TO BE DONE -> Where a line contains the word "upper", copy that line in full.

□ □ □ □ □

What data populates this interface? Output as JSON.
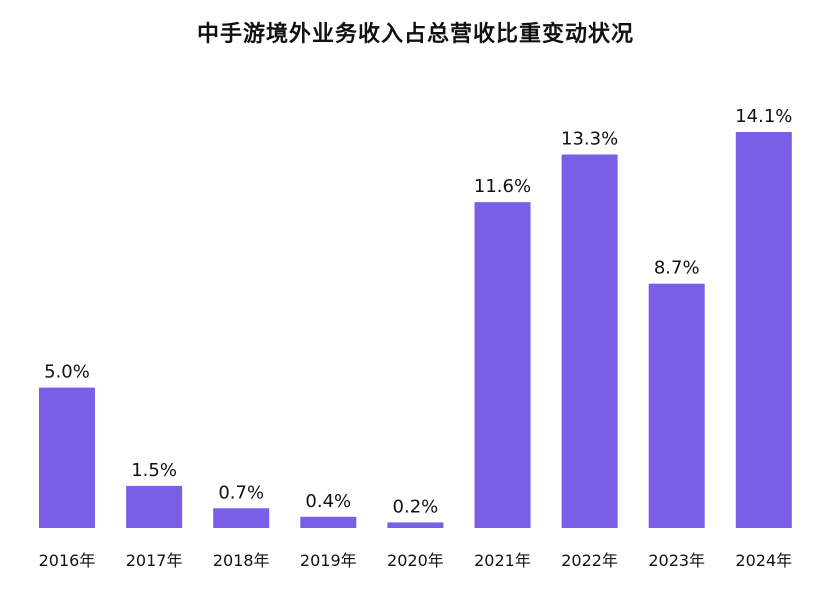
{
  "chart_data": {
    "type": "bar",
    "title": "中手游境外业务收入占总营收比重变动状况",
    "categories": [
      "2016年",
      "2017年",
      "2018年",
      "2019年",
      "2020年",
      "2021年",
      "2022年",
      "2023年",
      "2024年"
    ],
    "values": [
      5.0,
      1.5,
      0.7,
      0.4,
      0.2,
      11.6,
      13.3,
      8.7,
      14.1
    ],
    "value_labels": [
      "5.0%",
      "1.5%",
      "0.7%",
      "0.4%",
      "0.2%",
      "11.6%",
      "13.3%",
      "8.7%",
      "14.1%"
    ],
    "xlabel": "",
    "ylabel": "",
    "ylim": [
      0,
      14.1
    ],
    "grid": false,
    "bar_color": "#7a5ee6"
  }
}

□ □ □ □ □

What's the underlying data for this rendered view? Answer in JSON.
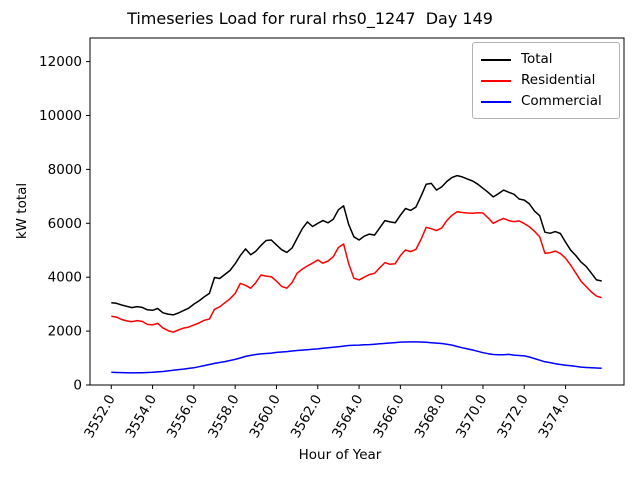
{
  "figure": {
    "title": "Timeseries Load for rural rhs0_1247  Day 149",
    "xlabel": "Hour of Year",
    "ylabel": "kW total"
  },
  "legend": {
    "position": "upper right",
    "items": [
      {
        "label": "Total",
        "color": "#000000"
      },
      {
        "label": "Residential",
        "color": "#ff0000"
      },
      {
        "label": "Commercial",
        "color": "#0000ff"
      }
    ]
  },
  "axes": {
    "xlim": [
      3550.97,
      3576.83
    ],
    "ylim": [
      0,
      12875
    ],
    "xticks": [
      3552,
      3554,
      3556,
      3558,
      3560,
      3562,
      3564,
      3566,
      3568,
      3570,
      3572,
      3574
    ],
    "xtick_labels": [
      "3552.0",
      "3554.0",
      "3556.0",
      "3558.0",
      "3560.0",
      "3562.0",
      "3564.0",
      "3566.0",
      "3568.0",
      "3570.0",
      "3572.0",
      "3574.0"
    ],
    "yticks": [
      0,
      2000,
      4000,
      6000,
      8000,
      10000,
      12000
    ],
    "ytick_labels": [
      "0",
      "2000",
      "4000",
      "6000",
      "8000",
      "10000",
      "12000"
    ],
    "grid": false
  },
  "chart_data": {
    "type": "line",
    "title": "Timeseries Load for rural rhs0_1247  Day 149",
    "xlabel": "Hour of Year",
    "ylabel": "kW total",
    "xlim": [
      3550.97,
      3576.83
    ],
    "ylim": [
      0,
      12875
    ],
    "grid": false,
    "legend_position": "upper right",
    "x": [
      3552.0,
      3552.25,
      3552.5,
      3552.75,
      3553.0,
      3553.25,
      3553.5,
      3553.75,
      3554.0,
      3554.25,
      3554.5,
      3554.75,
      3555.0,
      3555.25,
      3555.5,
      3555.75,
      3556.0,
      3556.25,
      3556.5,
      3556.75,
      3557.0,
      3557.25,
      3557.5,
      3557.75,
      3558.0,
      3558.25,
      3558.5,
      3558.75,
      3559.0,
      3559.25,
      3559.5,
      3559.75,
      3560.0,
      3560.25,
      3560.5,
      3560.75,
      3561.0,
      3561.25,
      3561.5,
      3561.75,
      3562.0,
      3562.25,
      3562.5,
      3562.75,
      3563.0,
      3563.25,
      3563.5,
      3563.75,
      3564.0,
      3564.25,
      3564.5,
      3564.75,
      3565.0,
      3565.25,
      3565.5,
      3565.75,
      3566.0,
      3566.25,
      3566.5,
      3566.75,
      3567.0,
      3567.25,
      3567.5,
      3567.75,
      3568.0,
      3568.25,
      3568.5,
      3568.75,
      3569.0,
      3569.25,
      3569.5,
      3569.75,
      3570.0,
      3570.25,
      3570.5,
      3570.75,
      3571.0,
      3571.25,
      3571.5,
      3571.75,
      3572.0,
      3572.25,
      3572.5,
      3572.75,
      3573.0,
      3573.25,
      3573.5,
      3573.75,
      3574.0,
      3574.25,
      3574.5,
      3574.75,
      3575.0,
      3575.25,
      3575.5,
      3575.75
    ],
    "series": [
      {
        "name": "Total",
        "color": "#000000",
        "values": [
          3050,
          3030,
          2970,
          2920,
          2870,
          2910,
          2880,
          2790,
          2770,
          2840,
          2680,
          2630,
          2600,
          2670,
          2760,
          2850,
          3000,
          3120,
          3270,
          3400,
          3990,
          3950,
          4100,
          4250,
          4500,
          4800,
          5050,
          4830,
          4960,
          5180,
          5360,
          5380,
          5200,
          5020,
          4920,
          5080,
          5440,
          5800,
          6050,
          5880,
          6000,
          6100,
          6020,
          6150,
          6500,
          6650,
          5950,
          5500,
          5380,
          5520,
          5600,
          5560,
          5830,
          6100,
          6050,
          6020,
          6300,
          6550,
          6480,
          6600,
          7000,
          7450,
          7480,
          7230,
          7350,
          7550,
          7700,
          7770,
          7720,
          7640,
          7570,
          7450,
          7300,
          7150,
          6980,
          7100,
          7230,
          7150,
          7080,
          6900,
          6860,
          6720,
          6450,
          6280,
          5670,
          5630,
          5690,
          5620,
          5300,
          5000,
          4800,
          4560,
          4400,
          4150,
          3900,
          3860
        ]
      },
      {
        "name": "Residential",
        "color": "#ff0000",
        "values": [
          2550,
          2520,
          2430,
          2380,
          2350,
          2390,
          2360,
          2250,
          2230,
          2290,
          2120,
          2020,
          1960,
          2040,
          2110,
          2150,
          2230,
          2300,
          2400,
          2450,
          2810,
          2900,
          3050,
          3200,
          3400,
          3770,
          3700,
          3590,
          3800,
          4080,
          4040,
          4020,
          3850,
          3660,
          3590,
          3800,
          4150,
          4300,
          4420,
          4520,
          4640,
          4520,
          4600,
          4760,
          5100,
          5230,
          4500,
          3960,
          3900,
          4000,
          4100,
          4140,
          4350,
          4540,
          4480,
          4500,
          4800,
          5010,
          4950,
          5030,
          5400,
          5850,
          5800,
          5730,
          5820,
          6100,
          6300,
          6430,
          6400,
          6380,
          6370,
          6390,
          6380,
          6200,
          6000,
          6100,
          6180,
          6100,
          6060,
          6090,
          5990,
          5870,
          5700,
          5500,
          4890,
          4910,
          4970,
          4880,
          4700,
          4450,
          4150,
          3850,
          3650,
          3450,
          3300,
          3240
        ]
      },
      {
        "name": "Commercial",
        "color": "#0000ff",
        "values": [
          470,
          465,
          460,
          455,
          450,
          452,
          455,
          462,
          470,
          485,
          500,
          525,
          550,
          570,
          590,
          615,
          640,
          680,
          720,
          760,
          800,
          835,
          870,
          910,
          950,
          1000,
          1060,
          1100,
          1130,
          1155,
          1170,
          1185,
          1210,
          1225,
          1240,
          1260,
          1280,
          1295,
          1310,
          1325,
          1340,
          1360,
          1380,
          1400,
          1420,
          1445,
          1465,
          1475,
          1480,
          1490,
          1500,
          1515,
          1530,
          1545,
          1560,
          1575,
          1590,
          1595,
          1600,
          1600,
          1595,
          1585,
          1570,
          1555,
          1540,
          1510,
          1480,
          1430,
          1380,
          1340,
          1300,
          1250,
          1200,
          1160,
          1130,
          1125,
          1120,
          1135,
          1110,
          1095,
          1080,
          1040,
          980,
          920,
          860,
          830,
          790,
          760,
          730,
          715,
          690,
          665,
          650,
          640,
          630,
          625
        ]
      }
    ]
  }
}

□ □ □ □ □

EXERCISE RESULT ->
    "position": "upper right",
    "legend_position": "upper right",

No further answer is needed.